- [WORK TO BE COMPLETED]: Your task is to transcribe the data in full.

Start

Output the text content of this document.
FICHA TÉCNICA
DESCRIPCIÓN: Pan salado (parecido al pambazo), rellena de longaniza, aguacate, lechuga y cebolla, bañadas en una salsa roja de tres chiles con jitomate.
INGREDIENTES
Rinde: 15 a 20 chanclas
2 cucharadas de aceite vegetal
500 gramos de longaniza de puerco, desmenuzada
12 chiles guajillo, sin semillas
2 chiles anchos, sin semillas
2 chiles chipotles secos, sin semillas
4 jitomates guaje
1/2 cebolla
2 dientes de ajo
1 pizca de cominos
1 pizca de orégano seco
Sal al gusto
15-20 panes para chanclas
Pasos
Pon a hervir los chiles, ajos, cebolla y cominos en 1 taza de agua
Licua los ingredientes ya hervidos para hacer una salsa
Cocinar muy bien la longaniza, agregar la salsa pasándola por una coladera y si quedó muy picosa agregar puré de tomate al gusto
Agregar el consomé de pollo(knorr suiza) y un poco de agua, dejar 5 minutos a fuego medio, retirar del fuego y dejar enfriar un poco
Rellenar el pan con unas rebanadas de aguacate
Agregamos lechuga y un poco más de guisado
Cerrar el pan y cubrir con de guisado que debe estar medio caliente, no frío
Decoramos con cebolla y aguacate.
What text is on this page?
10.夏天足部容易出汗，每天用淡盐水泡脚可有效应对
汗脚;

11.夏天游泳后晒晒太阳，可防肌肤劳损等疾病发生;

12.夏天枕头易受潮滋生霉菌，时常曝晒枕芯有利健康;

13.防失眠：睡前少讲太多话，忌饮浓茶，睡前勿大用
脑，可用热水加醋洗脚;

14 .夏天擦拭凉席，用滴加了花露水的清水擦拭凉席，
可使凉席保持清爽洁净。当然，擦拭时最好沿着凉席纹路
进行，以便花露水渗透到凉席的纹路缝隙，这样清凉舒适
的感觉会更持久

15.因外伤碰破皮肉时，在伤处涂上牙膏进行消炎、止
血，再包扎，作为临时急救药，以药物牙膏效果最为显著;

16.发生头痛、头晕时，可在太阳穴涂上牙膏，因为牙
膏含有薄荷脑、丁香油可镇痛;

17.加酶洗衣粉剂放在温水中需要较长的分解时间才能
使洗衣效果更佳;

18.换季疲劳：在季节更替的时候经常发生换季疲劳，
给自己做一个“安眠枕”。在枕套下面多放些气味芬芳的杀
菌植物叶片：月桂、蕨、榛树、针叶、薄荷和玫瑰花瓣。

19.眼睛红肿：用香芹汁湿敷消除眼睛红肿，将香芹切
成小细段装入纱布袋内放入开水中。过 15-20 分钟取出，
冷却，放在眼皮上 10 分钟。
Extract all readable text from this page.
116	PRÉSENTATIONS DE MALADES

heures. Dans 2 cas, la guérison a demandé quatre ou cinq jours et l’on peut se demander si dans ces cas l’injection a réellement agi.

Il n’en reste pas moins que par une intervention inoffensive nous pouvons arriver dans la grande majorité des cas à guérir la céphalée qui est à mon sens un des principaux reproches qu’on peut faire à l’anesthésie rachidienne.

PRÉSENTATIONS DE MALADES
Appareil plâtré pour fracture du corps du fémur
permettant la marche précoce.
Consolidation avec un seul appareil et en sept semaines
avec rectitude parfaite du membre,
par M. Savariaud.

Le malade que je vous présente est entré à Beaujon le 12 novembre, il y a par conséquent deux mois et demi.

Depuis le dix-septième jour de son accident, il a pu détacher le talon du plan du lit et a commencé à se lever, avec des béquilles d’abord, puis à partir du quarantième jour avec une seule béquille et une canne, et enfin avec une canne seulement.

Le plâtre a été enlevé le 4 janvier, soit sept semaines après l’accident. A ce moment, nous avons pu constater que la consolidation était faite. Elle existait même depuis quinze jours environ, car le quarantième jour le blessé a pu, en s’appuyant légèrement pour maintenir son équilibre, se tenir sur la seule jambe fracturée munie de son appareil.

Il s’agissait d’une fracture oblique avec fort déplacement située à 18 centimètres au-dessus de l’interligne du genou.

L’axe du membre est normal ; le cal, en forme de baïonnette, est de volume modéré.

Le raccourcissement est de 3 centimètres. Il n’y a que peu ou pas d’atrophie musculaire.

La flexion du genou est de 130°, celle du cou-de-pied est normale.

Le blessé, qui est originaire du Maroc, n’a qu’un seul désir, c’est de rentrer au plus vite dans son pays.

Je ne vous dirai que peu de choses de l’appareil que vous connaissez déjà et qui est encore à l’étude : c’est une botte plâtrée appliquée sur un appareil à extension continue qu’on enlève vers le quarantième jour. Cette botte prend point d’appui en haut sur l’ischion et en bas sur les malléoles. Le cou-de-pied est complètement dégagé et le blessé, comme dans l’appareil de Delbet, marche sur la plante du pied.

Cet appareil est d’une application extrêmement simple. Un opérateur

End

- [REPLY TO THE EXERCISE]:
Output the text content of this document.
FICHA TÉCNICA
DESCRIPCIÓN: Pan salado (parecido al pambazo), rellena de longaniza, aguacate, lechuga y cebolla, bañadas en una salsa roja de tres chiles con jitomate.
INGREDIENTES
Rinde: 15 a 20 chanclas
2 cucharadas de aceite vegetal
500 gramos de longaniza de puerco, desmenuzada
12 chiles guajillo, sin semillas
2 chiles anchos, sin semillas
2 chiles chipotles secos, sin semillas
4 jitomates guaje
1/2 cebolla
2 dientes de ajo
1 pizca de cominos
1 pizca de orégano seco
Sal al gusto
15-20 panes para chanclas
Pasos
Pon a hervir los chiles, ajos, cebolla y cominos en 1 taza de agua
Licua los ingredientes ya hervidos para hacer una salsa
Cocinar muy bien la longaniza, agregar la salsa pasándola por una coladera y si quedó muy picosa agregar puré de tomate al gusto
Agregar el consomé de pollo(knorr suiza) y un poco de agua, dejar 5 minutos a fuego medio, retirar del fuego y dejar enfriar un poco
Rellenar el pan con unas rebanadas de aguacate
Agregamos lechuga y un poco más de guisado
Cerrar el pan y cubrir con de guisado que debe estar medio caliente, no frío
Decoramos con cebolla y aguacate.
What text is on this page?
10.夏天足部容易出汗，每天用淡盐水泡脚可有效应对
汗脚;

11.夏天游泳后晒晒太阳，可防肌肤劳损等疾病发生;

12.夏天枕头易受潮滋生霉菌，时常曝晒枕芯有利健康;

13.防失眠：睡前少讲太多话，忌饮浓茶，睡前勿大用
脑，可用热水加醋洗脚;

14 .夏天擦拭凉席，用滴加了花露水的清水擦拭凉席，
可使凉席保持清爽洁净。当然，擦拭时最好沿着凉席纹路
进行，以便花露水渗透到凉席的纹路缝隙，这样清凉舒适
的感觉会更持久

15.因外伤碰破皮肉时，在伤处涂上牙膏进行消炎、止
血，再包扎，作为临时急救药，以药物牙膏效果最为显著;

16.发生头痛、头晕时，可在太阳穴涂上牙膏，因为牙
膏含有薄荷脑、丁香油可镇痛;

17.加酶洗衣粉剂放在温水中需要较长的分解时间才能
使洗衣效果更佳;

18.换季疲劳：在季节更替的时候经常发生换季疲劳，
给自己做一个“安眠枕”。在枕套下面多放些气味芬芳的杀
菌植物叶片：月桂、蕨、榛树、针叶、薄荷和玫瑰花瓣。

19.眼睛红肿：用香芹汁湿敷消除眼睛红肿，将香芹切
成小细段装入纱布袋内放入开水中。过 15-20 分钟取出，
冷却，放在眼皮上 10 分钟。
Extract all readable text from this page.
116	PRÉSENTATIONS DE MALADES

heures. Dans 2 cas, la guérison a demandé quatre ou cinq jours et l’on peut se demander si dans ces cas l’injection a réellement agi.

Il n’en reste pas moins que par une intervention inoffensive nous pouvons arriver dans la grande majorité des cas à guérir la céphalée qui est à mon sens un des principaux reproches qu’on peut faire à l’anesthésie rachidienne.

PRÉSENTATIONS DE MALADES
Appareil plâtré pour fracture du corps du fémur
permettant la marche précoce.
Consolidation avec un seul appareil et en sept semaines
avec rectitude parfaite du membre,
par M. Savariaud.

Le malade que je vous présente est entré à Beaujon le 12 novembre, il y a par conséquent deux mois et demi.

Depuis le dix-septième jour de son accident, il a pu détacher le talon du plan du lit et a commencé à se lever, avec des béquilles d’abord, puis à partir du quarantième jour avec une seule béquille et une canne, et enfin avec une canne seulement.

Le plâtre a été enlevé le 4 janvier, soit sept semaines après l’accident. A ce moment, nous avons pu constater que la consolidation était faite. Elle existait même depuis quinze jours environ, car le quarantième jour le blessé a pu, en s’appuyant légèrement pour maintenir son équilibre, se tenir sur la seule jambe fracturée munie de son appareil.

Il s’agissait d’une fracture oblique avec fort déplacement située à 18 centimètres au-dessus de l’interligne du genou.

L’axe du membre est normal ; le cal, en forme de baïonnette, est de volume modéré.

Le raccourcissement est de 3 centimètres. Il n’y a que peu ou pas d’atrophie musculaire.

La flexion du genou est de 130°, celle du cou-de-pied est normale.

Le blessé, qui est originaire du Maroc, n’a qu’un seul désir, c’est de rentrer au plus vite dans son pays.

Je ne vous dirai que peu de choses de l’appareil que vous connaissez déjà et qui est encore à l’étude : c’est une botte plâtrée appliquée sur un appareil à extension continue qu’on enlève vers le quarantième jour. Cette botte prend point d’appui en haut sur l’ischion et en bas sur les malléoles. Le cou-de-pied est complètement dégagé et le blessé, comme dans l’appareil de Delbet, marche sur la plante du pied.

Cet appareil est d’une application extrêmement simple. Un opérateur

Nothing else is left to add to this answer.